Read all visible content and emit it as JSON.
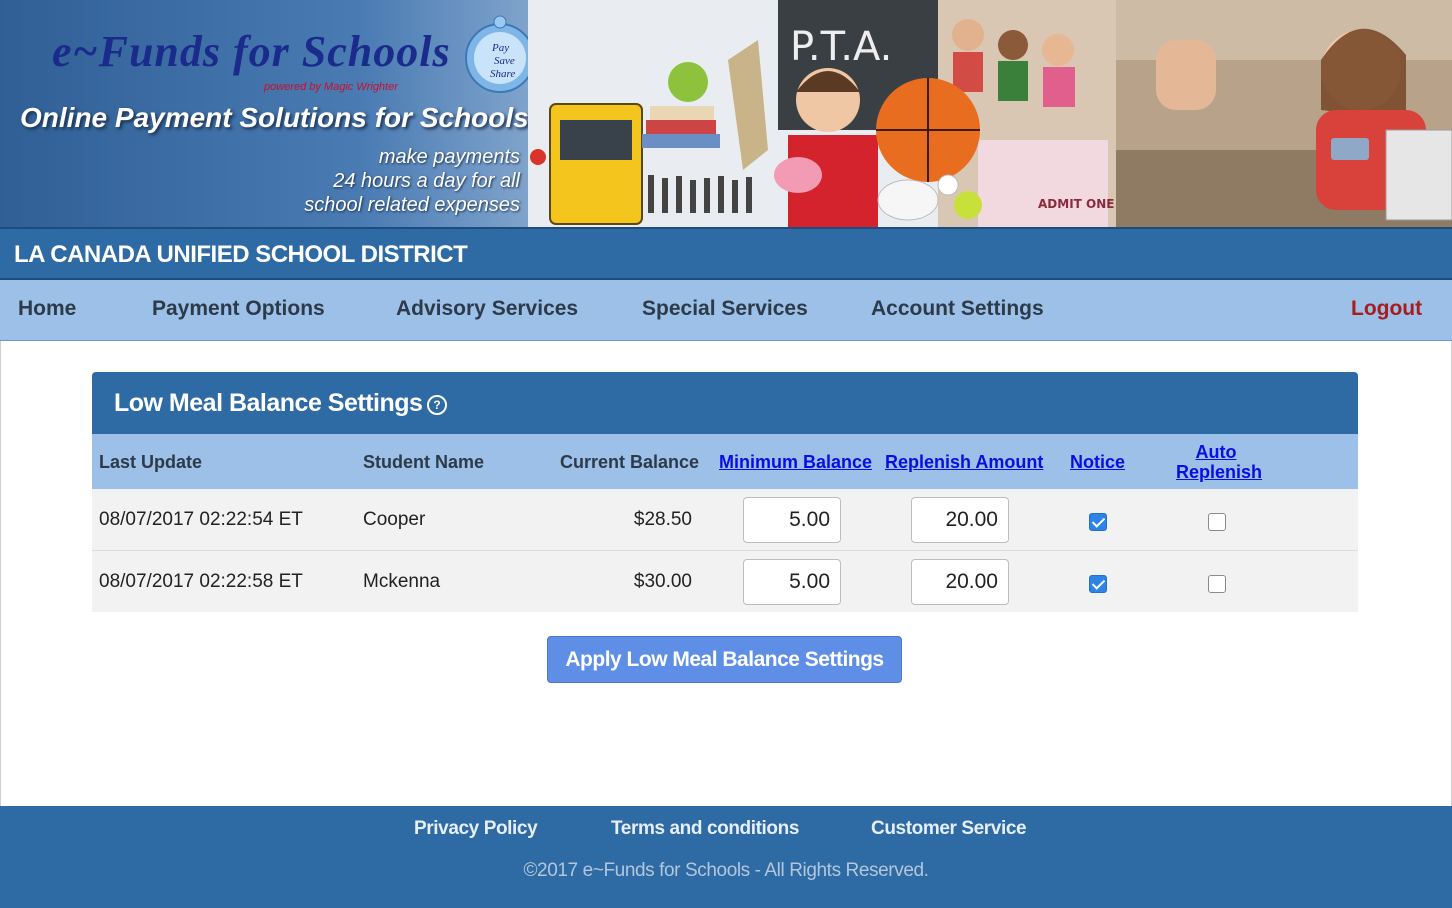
{
  "banner": {
    "brand": "e~Funds for Schools",
    "powered_by": "powered by Magic Wrighter",
    "logo_text": [
      "Pay",
      "Save",
      "Share"
    ],
    "tagline": "Online Payment Solutions for Schools",
    "sub_lines": [
      "make payments",
      "24 hours a day for all",
      "school related expenses"
    ],
    "collage_labels": [
      "P.T.A.",
      "ADMIT ONE"
    ]
  },
  "district": "LA CANADA UNIFIED SCHOOL DISTRICT",
  "nav": {
    "items": [
      "Home",
      "Payment Options",
      "Advisory Services",
      "Special Services",
      "Account Settings"
    ],
    "logout": "Logout"
  },
  "panel": {
    "title": "Low Meal Balance Settings",
    "help_glyph": "?",
    "columns": {
      "last_update": "Last Update",
      "student_name": "Student Name",
      "current_balance": "Current Balance",
      "minimum_balance": "Minimum Balance",
      "replenish_amount": "Replenish Amount",
      "notice": "Notice",
      "auto_replenish_1": "Auto",
      "auto_replenish_2": "Replenish"
    },
    "rows": [
      {
        "last_update": "08/07/2017 02:22:54 ET",
        "student": "Cooper",
        "balance": "$28.50",
        "minimum": "5.00",
        "replenish": "20.00",
        "notice": true,
        "auto": false
      },
      {
        "last_update": "08/07/2017 02:22:58 ET",
        "student": "Mckenna",
        "balance": "$30.00",
        "minimum": "5.00",
        "replenish": "20.00",
        "notice": true,
        "auto": false
      }
    ],
    "apply_label": "Apply Low Meal Balance Settings"
  },
  "footer": {
    "links": [
      "Privacy Policy",
      "Terms and conditions",
      "Customer Service"
    ],
    "copyright": "©2017 e~Funds for Schools - All Rights Reserved."
  },
  "colors": {
    "header_blue": "#2e6aa3",
    "nav_light_blue": "#9cc0e7",
    "button_blue": "#5f8ee6",
    "logout_red": "#a51d1d",
    "link_blue": "#0b0ee0"
  }
}
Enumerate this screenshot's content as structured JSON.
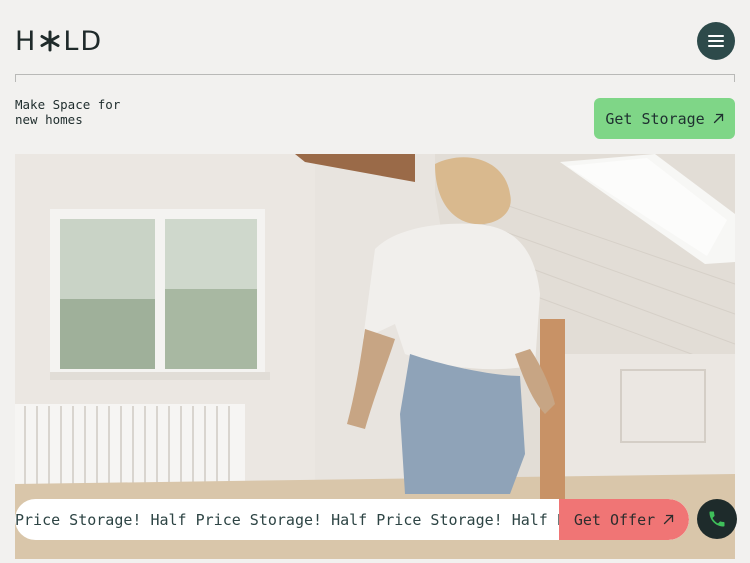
{
  "brand": {
    "logo_left": "H",
    "logo_right": "LD"
  },
  "header": {
    "menu_icon": "hamburger-icon"
  },
  "intro": {
    "tagline_line1": "Make Space for",
    "tagline_line2": "new homes",
    "cta_label": "Get Storage",
    "cta_icon": "arrow-up-right-icon"
  },
  "hero": {
    "image_subject": "person carrying items in bright attic room"
  },
  "ticker": {
    "text": "Price Storage! Half Price Storage! Half Price Storage! Half Pr",
    "offer_label": "Get Offer",
    "offer_icon": "arrow-up-right-icon"
  },
  "contact": {
    "phone_icon": "phone-icon"
  },
  "colors": {
    "background": "#f2f1ef",
    "accent_green": "#7fd687",
    "accent_red": "#f07575",
    "dark_teal": "#2d4a4a",
    "phone_green": "#3fbf5a"
  }
}
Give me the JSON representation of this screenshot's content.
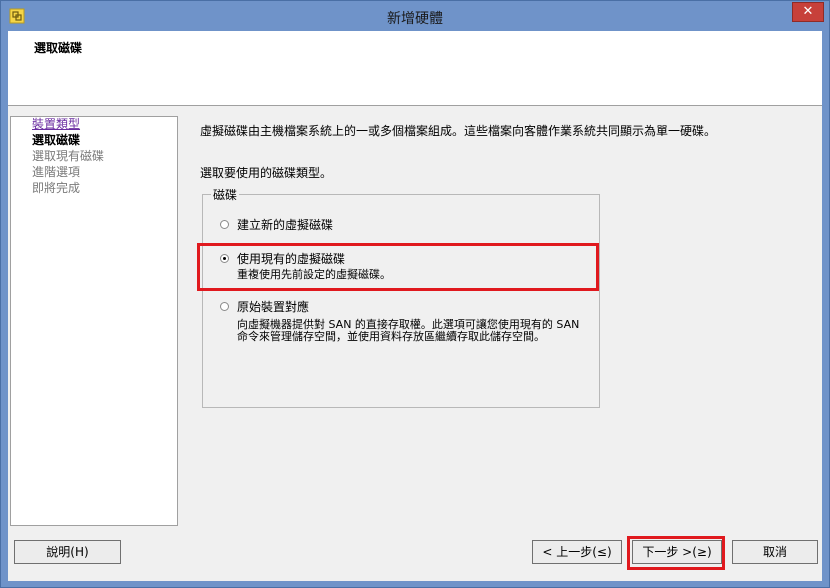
{
  "window": {
    "title": "新增硬體",
    "close_glyph": "✕"
  },
  "header": {
    "title": "選取磁碟"
  },
  "steps": [
    {
      "label": "裝置類型",
      "state": "link"
    },
    {
      "label": "選取磁碟",
      "state": "current"
    },
    {
      "label": "選取現有磁碟",
      "state": "future"
    },
    {
      "label": "進階選項",
      "state": "future"
    },
    {
      "label": "即將完成",
      "state": "future"
    }
  ],
  "main": {
    "description": "虛擬磁碟由主機檔案系統上的一或多個檔案組成。這些檔案向客體作業系統共同顯示為單一硬碟。",
    "prompt": "選取要使用的磁碟類型。",
    "group_label": "磁碟",
    "options": [
      {
        "label": "建立新的虛擬磁碟",
        "desc": "",
        "checked": false
      },
      {
        "label": "使用現有的虛擬磁碟",
        "desc": "重複使用先前設定的虛擬磁碟。",
        "checked": true
      },
      {
        "label": "原始裝置對應",
        "desc": "向虛擬機器提供對 SAN 的直接存取權。此選項可讓您使用現有的 SAN 命令來管理儲存空間，並使用資料存放區繼續存取此儲存空間。",
        "checked": false
      }
    ]
  },
  "buttons": {
    "help": "說明(H)",
    "back": "< 上一步(≤)",
    "next": "下一步 >(≥)",
    "cancel": "取消"
  },
  "colors": {
    "highlight": "#e0191e",
    "titlebar": "#6f93c9",
    "link": "#6a2ca0"
  }
}
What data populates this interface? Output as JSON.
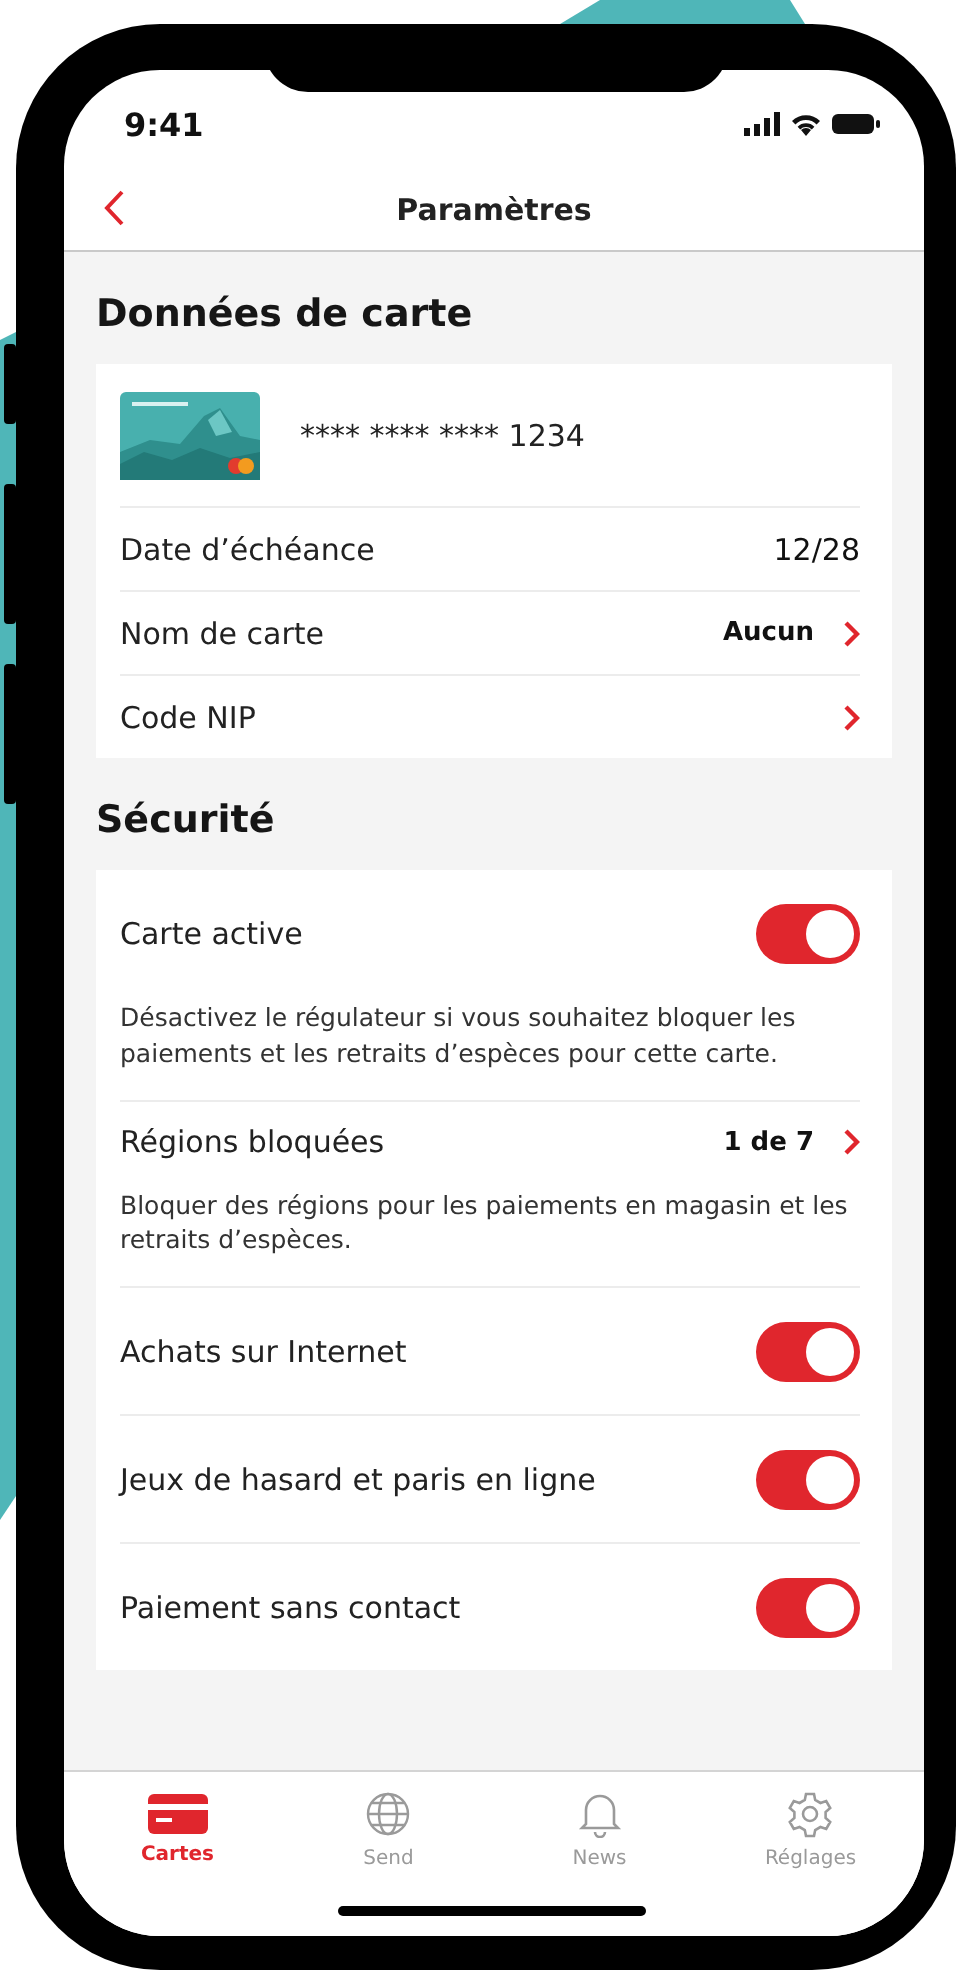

**WHAT IS EXPECTED**
Write out the material above again, word for word, minus its pictures.

**FINAL RESULT**
Read all visible content and emit it as JSON.
{
  "banner": {
    "brand": "e~Funds for Schools",
    "powered_by": "powered by Magic Wrighter",
    "logo_text": [
      "Pay",
      "Save",
      "Share"
    ],
    "tagline": "Online Payment Solutions for Schools",
    "sub_lines": [
      "make payments",
      "24 hours a day for all",
      "school related expenses"
    ],
    "collage_labels": [
      "P.T.A.",
      "ADMIT ONE"
    ]
  },
  "district": "LA CANADA UNIFIED SCHOOL DISTRICT",
  "nav": {
    "items": [
      "Home",
      "Payment Options",
      "Advisory Services",
      "Special Services",
      "Account Settings"
    ],
    "logout": "Logout"
  },
  "panel": {
    "title": "Low Meal Balance Settings",
    "help_glyph": "?",
    "columns": {
      "last_update": "Last Update",
      "student_name": "Student Name",
      "current_balance": "Current Balance",
      "minimum_balance": "Minimum Balance",
      "replenish_amount": "Replenish Amount",
      "notice": "Notice",
      "auto_replenish_1": "Auto",
      "auto_replenish_2": "Replenish"
    },
    "rows": [
      {
        "last_update": "08/07/2017 02:22:54 ET",
        "student": "Cooper",
        "balance": "$28.50",
        "minimum": "5.00",
        "replenish": "20.00",
        "notice": true,
        "auto": false
      },
      {
        "last_update": "08/07/2017 02:22:58 ET",
        "student": "Mckenna",
        "balance": "$30.00",
        "minimum": "5.00",
        "replenish": "20.00",
        "notice": true,
        "auto": false
      }
    ],
    "apply_label": "Apply Low Meal Balance Settings"
  },
  "footer": {
    "links": [
      "Privacy Policy",
      "Terms and conditions",
      "Customer Service"
    ],
    "copyright": "©2017 e~Funds for Schools - All Rights Reserved."
  },
  "colors": {
    "header_blue": "#2e6aa3",
    "nav_light_blue": "#9cc0e7",
    "button_blue": "#5f8ee6",
    "logout_red": "#a51d1d",
    "link_blue": "#0b0ee0"
  }
}
Enumerate this screenshot's content as structured JSON.
{
  "brand": {
    "logo_left": "H",
    "logo_right": "LD"
  },
  "header": {
    "menu_icon": "hamburger-icon"
  },
  "intro": {
    "tagline_line1": "Make Space for",
    "tagline_line2": "new homes",
    "cta_label": "Get Storage",
    "cta_icon": "arrow-up-right-icon"
  },
  "hero": {
    "image_subject": "person carrying items in bright attic room"
  },
  "ticker": {
    "text": "Price Storage! Half Price Storage! Half Price Storage! Half Pr",
    "offer_label": "Get Offer",
    "offer_icon": "arrow-up-right-icon"
  },
  "contact": {
    "phone_icon": "phone-icon"
  },
  "colors": {
    "background": "#f2f1ef",
    "accent_green": "#7fd687",
    "accent_red": "#f07575",
    "dark_teal": "#2d4a4a",
    "phone_green": "#3fbf5a"
  }
}
Give me the JSON representation of this screenshot's content.
{
  "window": {
    "title": "新增硬體",
    "close_glyph": "✕"
  },
  "header": {
    "title": "選取磁碟"
  },
  "steps": [
    {
      "label": "裝置類型",
      "state": "link"
    },
    {
      "label": "選取磁碟",
      "state": "current"
    },
    {
      "label": "選取現有磁碟",
      "state": "future"
    },
    {
      "label": "進階選項",
      "state": "future"
    },
    {
      "label": "即將完成",
      "state": "future"
    }
  ],
  "main": {
    "description": "虛擬磁碟由主機檔案系統上的一或多個檔案組成。這些檔案向客體作業系統共同顯示為單一硬碟。",
    "prompt": "選取要使用的磁碟類型。",
    "group_label": "磁碟",
    "options": [
      {
        "label": "建立新的虛擬磁碟",
        "desc": "",
        "checked": false
      },
      {
        "label": "使用現有的虛擬磁碟",
        "desc": "重複使用先前設定的虛擬磁碟。",
        "checked": true
      },
      {
        "label": "原始裝置對應",
        "desc": "向虛擬機器提供對 SAN 的直接存取權。此選項可讓您使用現有的 SAN 命令來管理儲存空間，並使用資料存放區繼續存取此儲存空間。",
        "checked": false
      }
    ]
  },
  "buttons": {
    "help": "說明(H)",
    "back": "< 上一步(≤)",
    "next": "下一步 >(≥)",
    "cancel": "取消"
  },
  "colors": {
    "highlight": "#e0191e",
    "titlebar": "#6f93c9",
    "link": "#6a2ca0"
  }
}
What data populates this interface? Output as JSON.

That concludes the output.